#### What is asked
Write out each line beneath this one exactly as it reads.

#### Provided material
-- BEGIN --
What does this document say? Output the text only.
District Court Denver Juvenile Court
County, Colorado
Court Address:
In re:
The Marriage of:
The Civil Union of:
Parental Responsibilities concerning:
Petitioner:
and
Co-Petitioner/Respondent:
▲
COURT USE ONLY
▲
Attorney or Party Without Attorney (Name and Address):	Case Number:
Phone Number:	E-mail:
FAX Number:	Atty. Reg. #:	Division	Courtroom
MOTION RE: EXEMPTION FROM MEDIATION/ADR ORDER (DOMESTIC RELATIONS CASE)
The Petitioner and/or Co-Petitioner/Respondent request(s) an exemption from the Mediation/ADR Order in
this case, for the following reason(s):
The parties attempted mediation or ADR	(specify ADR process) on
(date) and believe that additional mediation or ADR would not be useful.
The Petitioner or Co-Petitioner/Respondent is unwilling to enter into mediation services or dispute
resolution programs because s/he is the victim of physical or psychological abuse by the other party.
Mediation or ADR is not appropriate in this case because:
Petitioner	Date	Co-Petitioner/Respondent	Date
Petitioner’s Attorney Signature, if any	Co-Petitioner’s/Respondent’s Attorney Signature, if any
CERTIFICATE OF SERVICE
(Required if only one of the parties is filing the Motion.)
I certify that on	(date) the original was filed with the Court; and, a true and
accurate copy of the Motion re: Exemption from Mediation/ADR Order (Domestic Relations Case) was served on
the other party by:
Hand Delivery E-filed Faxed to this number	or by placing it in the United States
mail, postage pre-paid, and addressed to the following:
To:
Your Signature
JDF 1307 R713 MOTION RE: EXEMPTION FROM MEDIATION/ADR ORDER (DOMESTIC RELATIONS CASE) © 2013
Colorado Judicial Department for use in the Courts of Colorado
-- END --
#### Result for this exercise
What does this document say? Output the text only.
District Court Denver Juvenile Court
County, Colorado
Court Address:
In re:
The Marriage of:
The Civil Union of:
Parental Responsibilities concerning:
Petitioner:
and
Co-Petitioner/Respondent:
▲
COURT USE ONLY
▲
Attorney or Party Without Attorney (Name and Address):	Case Number:
Phone Number:	E-mail:
FAX Number:	Atty. Reg. #:	Division	Courtroom
MOTION RE: EXEMPTION FROM MEDIATION/ADR ORDER (DOMESTIC RELATIONS CASE)
The Petitioner and/or Co-Petitioner/Respondent request(s) an exemption from the Mediation/ADR Order in
this case, for the following reason(s):
The parties attempted mediation or ADR	(specify ADR process) on
(date) and believe that additional mediation or ADR would not be useful.
The Petitioner or Co-Petitioner/Respondent is unwilling to enter into mediation services or dispute
resolution programs because s/he is the victim of physical or psychological abuse by the other party.
Mediation or ADR is not appropriate in this case because:
Petitioner	Date	Co-Petitioner/Respondent	Date
Petitioner’s Attorney Signature, if any	Co-Petitioner’s/Respondent’s Attorney Signature, if any
CERTIFICATE OF SERVICE
(Required if only one of the parties is filing the Motion.)
I certify that on	(date) the original was filed with the Court; and, a true and
accurate copy of the Motion re: Exemption from Mediation/ADR Order (Domestic Relations Case) was served on
the other party by:
Hand Delivery E-filed Faxed to this number	or by placing it in the United States
mail, postage pre-paid, and addressed to the following:
To:
Your Signature
JDF 1307 R713 MOTION RE: EXEMPTION FROM MEDIATION/ADR ORDER (DOMESTIC RELATIONS CASE) © 2013
Colorado Judicial Department for use in the Courts of Colorado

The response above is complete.